(Stored items from a collection)
__________________________________________________
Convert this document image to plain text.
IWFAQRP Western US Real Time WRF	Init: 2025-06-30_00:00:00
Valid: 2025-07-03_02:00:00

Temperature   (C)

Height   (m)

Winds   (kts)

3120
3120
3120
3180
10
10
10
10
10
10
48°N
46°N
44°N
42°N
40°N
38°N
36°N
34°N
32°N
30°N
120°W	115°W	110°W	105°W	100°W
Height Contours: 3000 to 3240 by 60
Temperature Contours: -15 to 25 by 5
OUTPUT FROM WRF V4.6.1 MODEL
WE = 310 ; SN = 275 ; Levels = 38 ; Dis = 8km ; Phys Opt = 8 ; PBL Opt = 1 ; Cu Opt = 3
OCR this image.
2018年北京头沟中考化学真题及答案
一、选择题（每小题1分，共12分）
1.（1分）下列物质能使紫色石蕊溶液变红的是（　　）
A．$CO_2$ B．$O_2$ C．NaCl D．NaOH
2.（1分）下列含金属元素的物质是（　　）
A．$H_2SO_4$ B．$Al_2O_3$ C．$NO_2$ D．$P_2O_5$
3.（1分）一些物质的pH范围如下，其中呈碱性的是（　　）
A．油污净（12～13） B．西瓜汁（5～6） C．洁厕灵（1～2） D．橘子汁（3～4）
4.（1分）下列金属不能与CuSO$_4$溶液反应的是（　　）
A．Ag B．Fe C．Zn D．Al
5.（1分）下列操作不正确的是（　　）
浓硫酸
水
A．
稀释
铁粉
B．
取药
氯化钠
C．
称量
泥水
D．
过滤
__________________________________________________
Find the line containing "OCR this image." in the material above. Print it and every line after it through the end, exactly and only those.

### EXPECTED OUTPUT
OCR this image.
2018年北京头沟中考化学真题及答案
一、选择题（每小题1分，共12分）
1.（1分）下列物质能使紫色石蕊溶液变红的是（　　）
A．$CO_2$ B．$O_2$ C．NaCl D．NaOH
2.（1分）下列含金属元素的物质是（　　）
A．$H_2SO_4$ B．$Al_2O_3$ C．$NO_2$ D．$P_2O_5$
3.（1分）一些物质的pH范围如下，其中呈碱性的是（　　）
A．油污净（12～13） B．西瓜汁（5～6） C．洁厕灵（1～2） D．橘子汁（3～4）
4.（1分）下列金属不能与CuSO$_4$溶液反应的是（　　）
A．Ag B．Fe C．Zn D．Al
5.（1分）下列操作不正确的是（　　）
浓硫酸
水
A．
稀释
铁粉
B．
取药
氯化钠
C．
称量
泥水
D．
过滤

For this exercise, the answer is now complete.